**Your instructions:** Every entry that follows needs to be repeated exactly.

(Rows from a figure dataset)
— Begin —

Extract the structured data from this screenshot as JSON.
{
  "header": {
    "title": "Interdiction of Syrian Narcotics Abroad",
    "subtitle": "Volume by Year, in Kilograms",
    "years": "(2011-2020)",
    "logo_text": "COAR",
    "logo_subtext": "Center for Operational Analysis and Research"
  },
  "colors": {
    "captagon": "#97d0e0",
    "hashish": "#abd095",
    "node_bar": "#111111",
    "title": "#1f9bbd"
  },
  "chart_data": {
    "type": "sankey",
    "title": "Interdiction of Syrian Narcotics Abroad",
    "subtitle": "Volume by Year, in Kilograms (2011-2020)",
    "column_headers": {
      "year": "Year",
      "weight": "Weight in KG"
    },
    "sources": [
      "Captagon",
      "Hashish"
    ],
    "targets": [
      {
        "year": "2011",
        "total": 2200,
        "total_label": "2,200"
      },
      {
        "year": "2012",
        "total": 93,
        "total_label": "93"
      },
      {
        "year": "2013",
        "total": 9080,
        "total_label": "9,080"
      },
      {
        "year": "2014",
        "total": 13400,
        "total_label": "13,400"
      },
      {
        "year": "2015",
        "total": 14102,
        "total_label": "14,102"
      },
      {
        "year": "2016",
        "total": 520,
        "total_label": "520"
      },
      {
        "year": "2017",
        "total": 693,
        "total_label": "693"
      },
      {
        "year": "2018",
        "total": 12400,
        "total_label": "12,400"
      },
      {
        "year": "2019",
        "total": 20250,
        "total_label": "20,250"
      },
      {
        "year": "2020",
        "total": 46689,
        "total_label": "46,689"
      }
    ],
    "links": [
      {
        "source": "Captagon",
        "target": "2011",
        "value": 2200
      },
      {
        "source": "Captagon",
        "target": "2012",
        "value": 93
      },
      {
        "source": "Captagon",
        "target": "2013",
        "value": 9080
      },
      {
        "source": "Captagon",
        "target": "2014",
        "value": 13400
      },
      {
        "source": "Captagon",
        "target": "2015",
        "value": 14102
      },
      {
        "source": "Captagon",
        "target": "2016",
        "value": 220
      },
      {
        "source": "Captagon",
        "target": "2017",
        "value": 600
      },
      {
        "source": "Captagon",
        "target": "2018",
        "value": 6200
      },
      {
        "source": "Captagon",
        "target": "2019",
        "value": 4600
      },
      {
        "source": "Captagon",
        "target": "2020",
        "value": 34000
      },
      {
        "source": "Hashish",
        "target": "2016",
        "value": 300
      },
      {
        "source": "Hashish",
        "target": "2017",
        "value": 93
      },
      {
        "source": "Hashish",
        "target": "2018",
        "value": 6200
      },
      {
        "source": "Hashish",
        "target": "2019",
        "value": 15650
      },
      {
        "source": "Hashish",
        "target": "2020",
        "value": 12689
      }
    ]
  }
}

— End —

**Finished task:**
Extract the structured data from this screenshot as JSON.
{
  "header": {
    "title": "Interdiction of Syrian Narcotics Abroad",
    "subtitle": "Volume by Year, in Kilograms",
    "years": "(2011-2020)",
    "logo_text": "COAR",
    "logo_subtext": "Center for Operational Analysis and Research"
  },
  "colors": {
    "captagon": "#97d0e0",
    "hashish": "#abd095",
    "node_bar": "#111111",
    "title": "#1f9bbd"
  },
  "chart_data": {
    "type": "sankey",
    "title": "Interdiction of Syrian Narcotics Abroad",
    "subtitle": "Volume by Year, in Kilograms (2011-2020)",
    "column_headers": {
      "year": "Year",
      "weight": "Weight in KG"
    },
    "sources": [
      "Captagon",
      "Hashish"
    ],
    "targets": [
      {
        "year": "2011",
        "total": 2200,
        "total_label": "2,200"
      },
      {
        "year": "2012",
        "total": 93,
        "total_label": "93"
      },
      {
        "year": "2013",
        "total": 9080,
        "total_label": "9,080"
      },
      {
        "year": "2014",
        "total": 13400,
        "total_label": "13,400"
      },
      {
        "year": "2015",
        "total": 14102,
        "total_label": "14,102"
      },
      {
        "year": "2016",
        "total": 520,
        "total_label": "520"
      },
      {
        "year": "2017",
        "total": 693,
        "total_label": "693"
      },
      {
        "year": "2018",
        "total": 12400,
        "total_label": "12,400"
      },
      {
        "year": "2019",
        "total": 20250,
        "total_label": "20,250"
      },
      {
        "year": "2020",
        "total": 46689,
        "total_label": "46,689"
      }
    ],
    "links": [
      {
        "source": "Captagon",
        "target": "2011",
        "value": 2200
      },
      {
        "source": "Captagon",
        "target": "2012",
        "value": 93
      },
      {
        "source": "Captagon",
        "target": "2013",
        "value": 9080
      },
      {
        "source": "Captagon",
        "target": "2014",
        "value": 13400
      },
      {
        "source": "Captagon",
        "target": "2015",
        "value": 14102
      },
      {
        "source": "Captagon",
        "target": "2016",
        "value": 220
      },
      {
        "source": "Captagon",
        "target": "2017",
        "value": 600
      },
      {
        "source": "Captagon",
        "target": "2018",
        "value": 6200
      },
      {
        "source": "Captagon",
        "target": "2019",
        "value": 4600
      },
      {
        "source": "Captagon",
        "target": "2020",
        "value": 34000
      },
      {
        "source": "Hashish",
        "target": "2016",
        "value": 300
      },
      {
        "source": "Hashish",
        "target": "2017",
        "value": 93
      },
      {
        "source": "Hashish",
        "target": "2018",
        "value": 6200
      },
      {
        "source": "Hashish",
        "target": "2019",
        "value": 15650
      },
      {
        "source": "Hashish",
        "target": "2020",
        "value": 12689
      }
    ]
  }
}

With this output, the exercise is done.